Rows from a figure dataset:
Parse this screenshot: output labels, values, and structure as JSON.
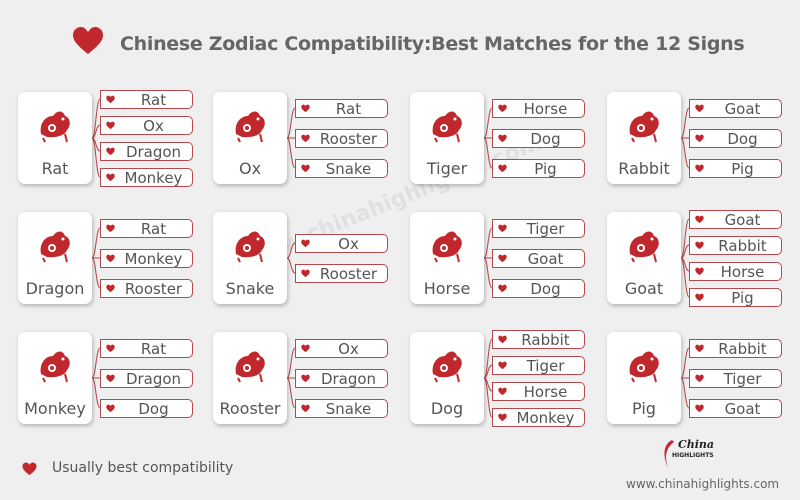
{
  "title": "Chinese Zodiac Compatibility:Best Matches for the 12 Signs",
  "colors": {
    "accent": "#c0282d",
    "background": "#efefef",
    "text": "#555555"
  },
  "watermark": "www.chinahighlights.com",
  "signs": [
    {
      "name": "Rat",
      "matches": [
        "Rat",
        "Ox",
        "Dragon",
        "Monkey"
      ]
    },
    {
      "name": "Ox",
      "matches": [
        "Rat",
        "Rooster",
        "Snake"
      ]
    },
    {
      "name": "Tiger",
      "matches": [
        "Horse",
        "Dog",
        "Pig"
      ]
    },
    {
      "name": "Rabbit",
      "matches": [
        "Goat",
        "Dog",
        "Pig"
      ]
    },
    {
      "name": "Dragon",
      "matches": [
        "Rat",
        "Monkey",
        "Rooster"
      ]
    },
    {
      "name": "Snake",
      "matches": [
        "Ox",
        "Rooster"
      ]
    },
    {
      "name": "Horse",
      "matches": [
        "Tiger",
        "Goat",
        "Dog"
      ]
    },
    {
      "name": "Goat",
      "matches": [
        "Goat",
        "Rabbit",
        "Horse",
        "Pig"
      ]
    },
    {
      "name": "Monkey",
      "matches": [
        "Rat",
        "Dragon",
        "Dog"
      ]
    },
    {
      "name": "Rooster",
      "matches": [
        "Ox",
        "Dragon",
        "Snake"
      ]
    },
    {
      "name": "Dog",
      "matches": [
        "Rabbit",
        "Tiger",
        "Horse",
        "Monkey"
      ]
    },
    {
      "name": "Pig",
      "matches": [
        "Rabbit",
        "Tiger",
        "Goat"
      ]
    }
  ],
  "legend": {
    "icon": "heart-icon",
    "label": "Usually best compatibility"
  },
  "logo": {
    "line1": "China",
    "line2": "HIGHLIGHTS"
  },
  "footer": {
    "url": "www.chinahighlights.com"
  }
}
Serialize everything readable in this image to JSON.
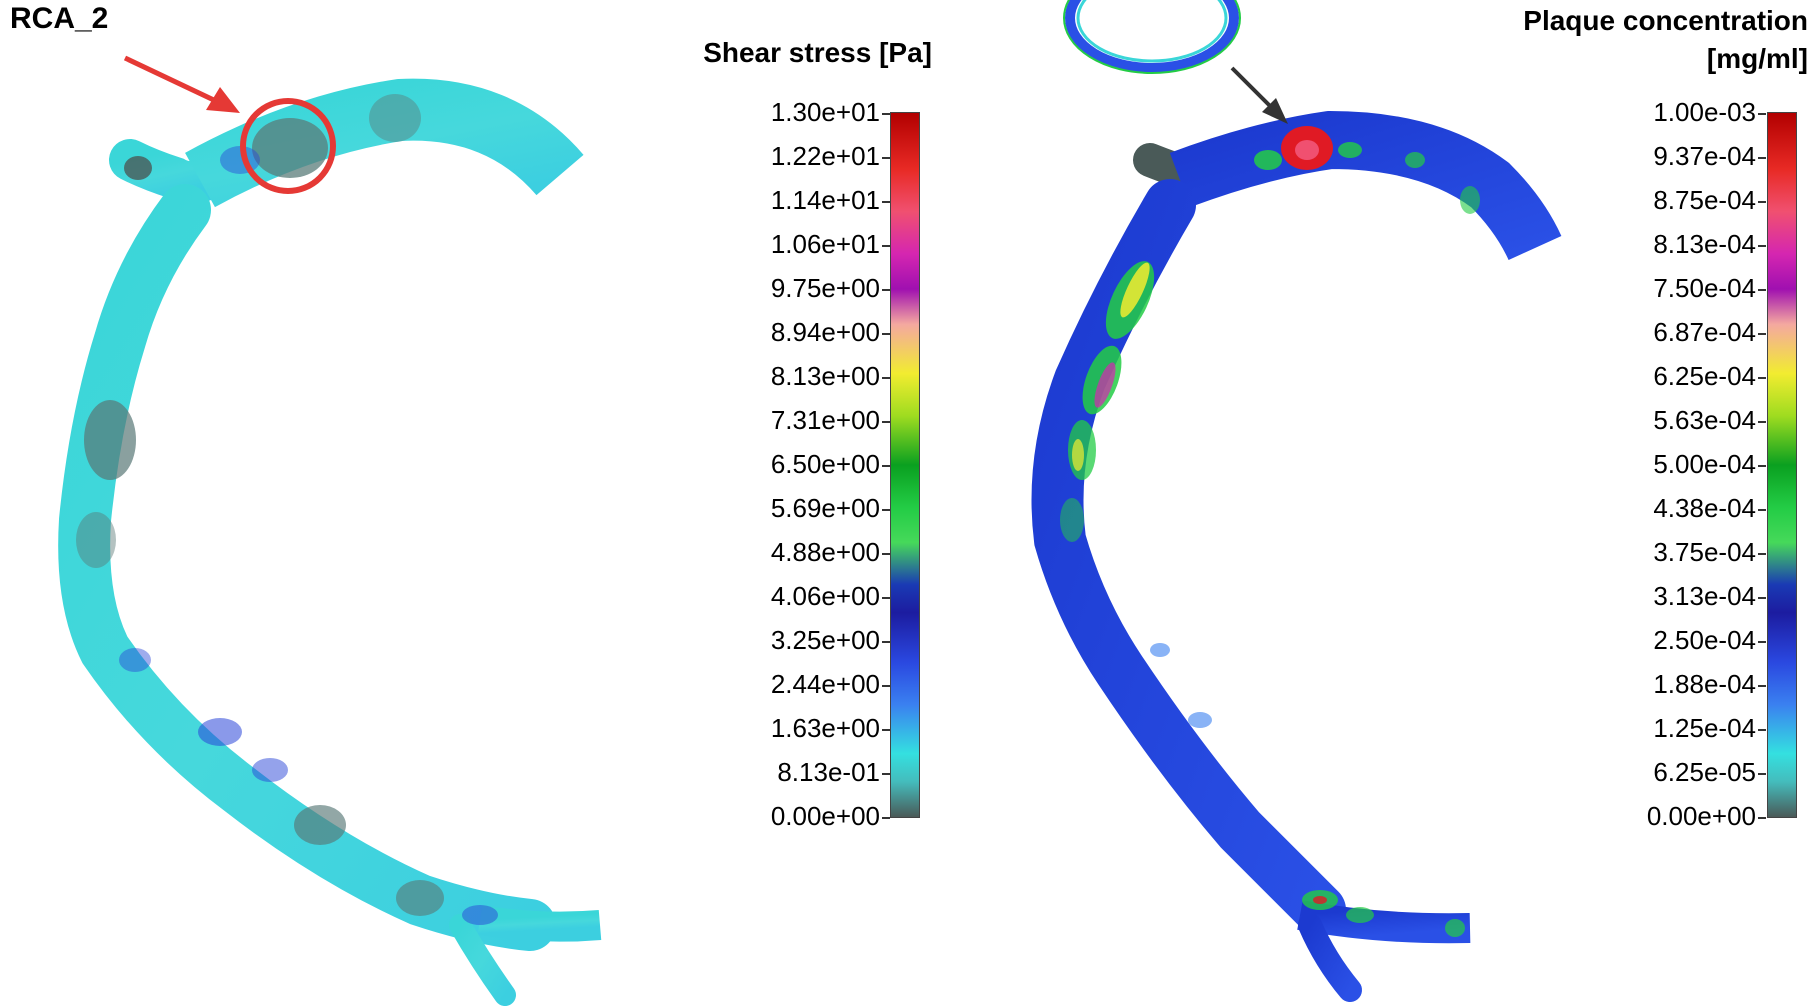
{
  "annotation": {
    "label": "RCA_2"
  },
  "left_colorbar": {
    "title": "Shear stress [Pa]",
    "ticks": [
      "1.30e+01",
      "1.22e+01",
      "1.14e+01",
      "1.06e+01",
      "9.75e+00",
      "8.94e+00",
      "8.13e+00",
      "7.31e+00",
      "6.50e+00",
      "5.69e+00",
      "4.88e+00",
      "4.06e+00",
      "3.25e+00",
      "2.44e+00",
      "1.63e+00",
      "8.13e-01",
      "0.00e+00"
    ]
  },
  "right_colorbar": {
    "title_line1": "Plaque concentration",
    "title_line2": "[mg/ml]",
    "ticks": [
      "1.00e-03",
      "9.37e-04",
      "8.75e-04",
      "8.13e-04",
      "7.50e-04",
      "6.87e-04",
      "6.25e-04",
      "5.63e-04",
      "5.00e-04",
      "4.38e-04",
      "3.75e-04",
      "3.13e-04",
      "2.50e-04",
      "1.88e-04",
      "1.25e-04",
      "6.25e-05",
      "0.00e+00"
    ]
  },
  "colors": {
    "annotation_red": "#e53935",
    "arrow_dark": "#333333",
    "vessel_cyan": "#40d6d6",
    "vessel_blue": "#1f3fd8"
  }
}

Your objective:
With pictures omitted, copy exactly the lines from the one containing "Serialize everything readable" through the final line of the listing, both included.

Completed exercise:
Serialize everything readable in this image to JSON.
{
  "annotation": {
    "label": "RCA_2"
  },
  "left_colorbar": {
    "title": "Shear stress [Pa]",
    "ticks": [
      "1.30e+01",
      "1.22e+01",
      "1.14e+01",
      "1.06e+01",
      "9.75e+00",
      "8.94e+00",
      "8.13e+00",
      "7.31e+00",
      "6.50e+00",
      "5.69e+00",
      "4.88e+00",
      "4.06e+00",
      "3.25e+00",
      "2.44e+00",
      "1.63e+00",
      "8.13e-01",
      "0.00e+00"
    ]
  },
  "right_colorbar": {
    "title_line1": "Plaque concentration",
    "title_line2": "[mg/ml]",
    "ticks": [
      "1.00e-03",
      "9.37e-04",
      "8.75e-04",
      "8.13e-04",
      "7.50e-04",
      "6.87e-04",
      "6.25e-04",
      "5.63e-04",
      "5.00e-04",
      "4.38e-04",
      "3.75e-04",
      "3.13e-04",
      "2.50e-04",
      "1.88e-04",
      "1.25e-04",
      "6.25e-05",
      "0.00e+00"
    ]
  },
  "colors": {
    "annotation_red": "#e53935",
    "arrow_dark": "#333333",
    "vessel_cyan": "#40d6d6",
    "vessel_blue": "#1f3fd8"
  }
}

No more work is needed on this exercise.